**PROBLEM DETAILS:**
Would you return all of this data exactly, leaving nothing out?

**RECORDS FOR THE EXERCISE:**
..........
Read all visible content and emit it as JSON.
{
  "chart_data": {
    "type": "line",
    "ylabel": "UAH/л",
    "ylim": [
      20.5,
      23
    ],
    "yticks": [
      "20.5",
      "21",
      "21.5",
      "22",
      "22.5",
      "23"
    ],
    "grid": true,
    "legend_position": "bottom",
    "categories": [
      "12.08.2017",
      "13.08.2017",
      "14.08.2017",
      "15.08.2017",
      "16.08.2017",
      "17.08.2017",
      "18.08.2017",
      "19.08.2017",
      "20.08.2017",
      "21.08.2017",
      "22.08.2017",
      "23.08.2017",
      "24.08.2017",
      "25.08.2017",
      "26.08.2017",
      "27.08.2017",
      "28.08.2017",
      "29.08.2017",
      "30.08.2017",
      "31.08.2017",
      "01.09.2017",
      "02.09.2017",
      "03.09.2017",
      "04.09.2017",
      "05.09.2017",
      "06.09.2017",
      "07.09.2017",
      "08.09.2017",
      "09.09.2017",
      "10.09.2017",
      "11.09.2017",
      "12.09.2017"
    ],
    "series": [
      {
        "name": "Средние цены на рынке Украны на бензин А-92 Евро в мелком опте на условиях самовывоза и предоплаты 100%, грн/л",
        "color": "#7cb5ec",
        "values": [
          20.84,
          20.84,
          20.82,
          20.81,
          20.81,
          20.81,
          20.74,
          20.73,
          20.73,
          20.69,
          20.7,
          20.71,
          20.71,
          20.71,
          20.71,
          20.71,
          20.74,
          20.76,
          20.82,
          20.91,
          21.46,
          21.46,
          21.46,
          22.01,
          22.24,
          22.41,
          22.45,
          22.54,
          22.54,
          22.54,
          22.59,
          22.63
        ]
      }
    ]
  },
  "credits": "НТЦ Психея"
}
..........
**RESPONSE BELOW:**
Read all visible content and emit it as JSON.
{
  "chart_data": {
    "type": "line",
    "ylabel": "UAH/л",
    "ylim": [
      20.5,
      23
    ],
    "yticks": [
      "20.5",
      "21",
      "21.5",
      "22",
      "22.5",
      "23"
    ],
    "grid": true,
    "legend_position": "bottom",
    "categories": [
      "12.08.2017",
      "13.08.2017",
      "14.08.2017",
      "15.08.2017",
      "16.08.2017",
      "17.08.2017",
      "18.08.2017",
      "19.08.2017",
      "20.08.2017",
      "21.08.2017",
      "22.08.2017",
      "23.08.2017",
      "24.08.2017",
      "25.08.2017",
      "26.08.2017",
      "27.08.2017",
      "28.08.2017",
      "29.08.2017",
      "30.08.2017",
      "31.08.2017",
      "01.09.2017",
      "02.09.2017",
      "03.09.2017",
      "04.09.2017",
      "05.09.2017",
      "06.09.2017",
      "07.09.2017",
      "08.09.2017",
      "09.09.2017",
      "10.09.2017",
      "11.09.2017",
      "12.09.2017"
    ],
    "series": [
      {
        "name": "Средние цены на рынке Украны на бензин А-92 Евро в мелком опте на условиях самовывоза и предоплаты 100%, грн/л",
        "color": "#7cb5ec",
        "values": [
          20.84,
          20.84,
          20.82,
          20.81,
          20.81,
          20.81,
          20.74,
          20.73,
          20.73,
          20.69,
          20.7,
          20.71,
          20.71,
          20.71,
          20.71,
          20.71,
          20.74,
          20.76,
          20.82,
          20.91,
          21.46,
          21.46,
          21.46,
          22.01,
          22.24,
          22.41,
          22.45,
          22.54,
          22.54,
          22.54,
          22.59,
          22.63
        ]
      }
    ]
  },
  "credits": "НТЦ Психея"
}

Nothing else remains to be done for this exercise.